Problem to solve: Leave out the pictures and transcribe everything else exactly.

Dataset entries:

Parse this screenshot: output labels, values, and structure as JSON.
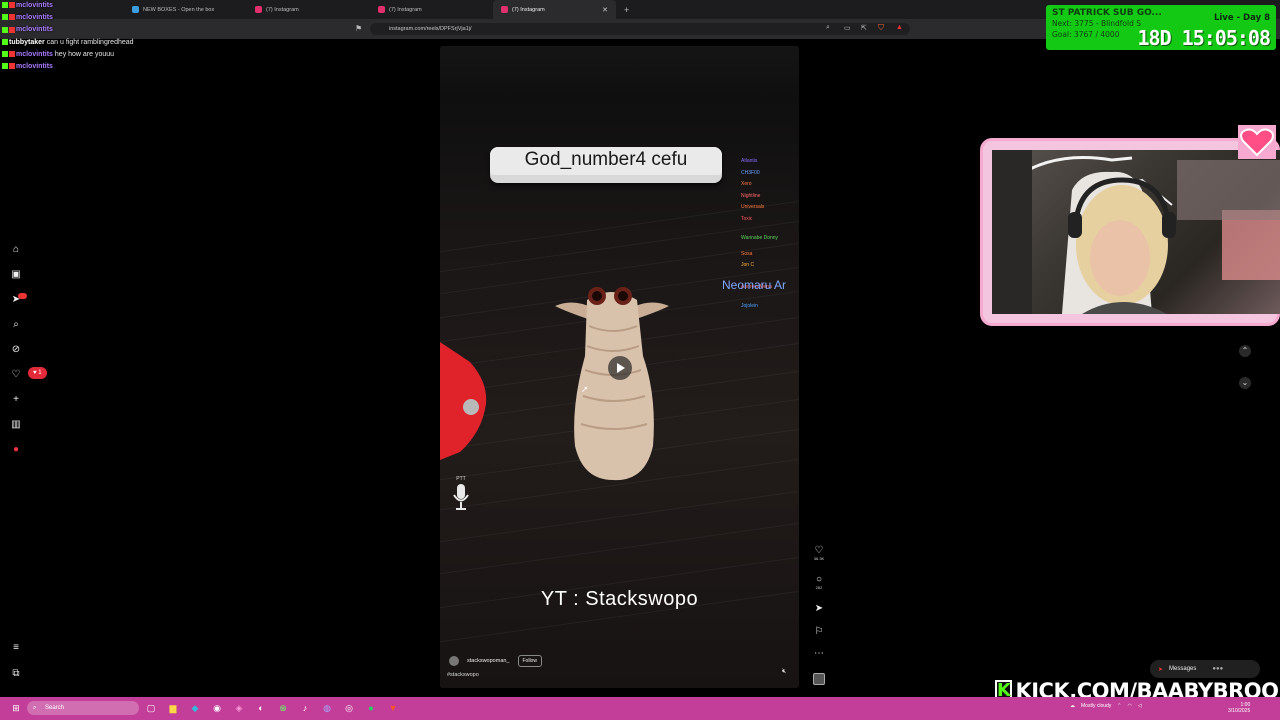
{
  "browser": {
    "tabs": [
      {
        "title": "NEW BOXES - Open the box",
        "color": "#3b9de0",
        "active": false
      },
      {
        "title": "(7) Instagram",
        "color": "#e1306c",
        "active": false
      },
      {
        "title": "(7) Instagram",
        "color": "#e1306c",
        "active": false
      },
      {
        "title": "(7) Instagram",
        "color": "#e1306c",
        "active": true
      }
    ],
    "url": "instagram.com/reels/DPFSrjVja1j/"
  },
  "chat": [
    {
      "user": "mclovintits",
      "msg": "",
      "color": "#a97bff"
    },
    {
      "user": "mclovintits",
      "msg": "",
      "color": "#a97bff"
    },
    {
      "user": "mclovintits",
      "msg": "",
      "color": "#a97bff"
    },
    {
      "user": "tubbytaker",
      "msg": "can u fight ramblingredhead",
      "color": "#ffffff"
    },
    {
      "user": "mclovintits",
      "msg": "hey how are youuu",
      "color": "#a97bff"
    },
    {
      "user": "mclovintits",
      "msg": "",
      "color": "#a97bff"
    }
  ],
  "reel": {
    "player_name": "God_number4 cefu",
    "side_name": "Neomaru Ar",
    "player_list": [
      {
        "name": "Atlantis",
        "color": "#8a6cff"
      },
      {
        "name": "CH3F00",
        "color": "#6aa0ff"
      },
      {
        "name": "Xero",
        "color": "#ff7a3a"
      },
      {
        "name": "Nightline",
        "color": "#ff6a6a"
      },
      {
        "name": "Universals",
        "color": "#ff7a3a"
      },
      {
        "name": "Toxic",
        "color": "#ff5a5a"
      },
      {
        "name": "Wannabe Donny",
        "color": "#5ad65a"
      },
      {
        "name": "Sosa",
        "color": "#ff7a3a"
      },
      {
        "name": "Jon C",
        "color": "#ffb347"
      },
      {
        "name": "Andrew Mena",
        "color": "#ff6a6a"
      },
      {
        "name": "Jojolein",
        "color": "#4aa0ff"
      }
    ],
    "caption_overlay": "YT : Stackswopo",
    "mic_label": "PTT",
    "author": "stackswopoman_",
    "follow_label": "Follow",
    "hashtag": "#stackswopo",
    "likes": "36.3K",
    "comments": "262"
  },
  "subathon": {
    "title": "ST PATRICK SUB GO...",
    "day": "Live - Day 8",
    "next": "Next: 3775 - Blindfold S",
    "goal": "Goal: 3767 / 4000",
    "timer": "18D 15:05:08",
    "color": "#14c914"
  },
  "messages_label": "Messages",
  "kick_label": "KICK.COM/BAABYBROOK",
  "notification_count": "1",
  "taskbar": {
    "search_placeholder": "Search",
    "weather": "Mostly cloudy",
    "time": "1:00",
    "date": "3/10/2025",
    "color": "#c23e98"
  }
}
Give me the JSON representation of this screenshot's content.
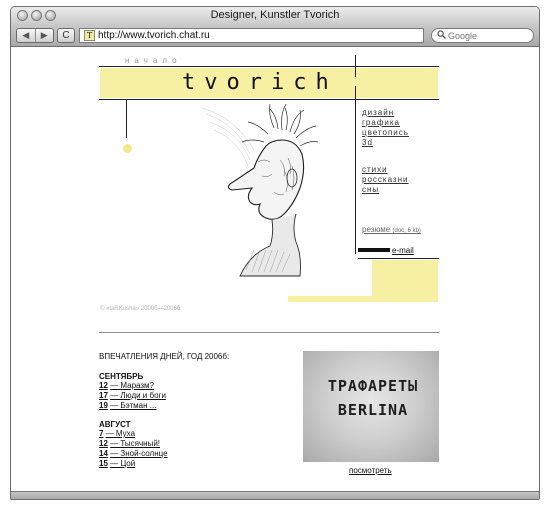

Expected answer:
Parse this screenshot: output labels, values, and structure as JSON.
{
  "browser": {
    "tabs": [
      {
        "title": "NEW BOXES - Open the box",
        "color": "#3b9de0",
        "active": false
      },
      {
        "title": "(7) Instagram",
        "color": "#e1306c",
        "active": false
      },
      {
        "title": "(7) Instagram",
        "color": "#e1306c",
        "active": false
      },
      {
        "title": "(7) Instagram",
        "color": "#e1306c",
        "active": true
      }
    ],
    "url": "instagram.com/reels/DPFSrjVja1j/"
  },
  "chat": [
    {
      "user": "mclovintits",
      "msg": "",
      "color": "#a97bff"
    },
    {
      "user": "mclovintits",
      "msg": "",
      "color": "#a97bff"
    },
    {
      "user": "mclovintits",
      "msg": "",
      "color": "#a97bff"
    },
    {
      "user": "tubbytaker",
      "msg": "can u fight ramblingredhead",
      "color": "#ffffff"
    },
    {
      "user": "mclovintits",
      "msg": "hey how are youuu",
      "color": "#a97bff"
    },
    {
      "user": "mclovintits",
      "msg": "",
      "color": "#a97bff"
    }
  ],
  "reel": {
    "player_name": "God_number4 cefu",
    "side_name": "Neomaru Ar",
    "player_list": [
      {
        "name": "Atlantis",
        "color": "#8a6cff"
      },
      {
        "name": "CH3F00",
        "color": "#6aa0ff"
      },
      {
        "name": "Xero",
        "color": "#ff7a3a"
      },
      {
        "name": "Nightline",
        "color": "#ff6a6a"
      },
      {
        "name": "Universals",
        "color": "#ff7a3a"
      },
      {
        "name": "Toxic",
        "color": "#ff5a5a"
      },
      {
        "name": "Wannabe Donny",
        "color": "#5ad65a"
      },
      {
        "name": "Sosa",
        "color": "#ff7a3a"
      },
      {
        "name": "Jon C",
        "color": "#ffb347"
      },
      {
        "name": "Andrew Mena",
        "color": "#ff6a6a"
      },
      {
        "name": "Jojolein",
        "color": "#4aa0ff"
      }
    ],
    "caption_overlay": "YT : Stackswopo",
    "mic_label": "PTT",
    "author": "stackswopoman_",
    "follow_label": "Follow",
    "hashtag": "#stackswopo",
    "likes": "36.3K",
    "comments": "262"
  },
  "subathon": {
    "title": "ST PATRICK SUB GO...",
    "day": "Live - Day 8",
    "next": "Next: 3775 - Blindfold S",
    "goal": "Goal: 3767 / 4000",
    "timer": "18D 15:05:08",
    "color": "#14c914"
  },
  "messages_label": "Messages",
  "kick_label": "KICK.COM/BAABYBROOK",
  "notification_count": "1",
  "taskbar": {
    "search_placeholder": "Search",
    "weather": "Mostly cloudy",
    "time": "1:00",
    "date": "3/10/2025",
    "color": "#c23e98"
  }
}
Give me the JSON representation of this screenshot's content.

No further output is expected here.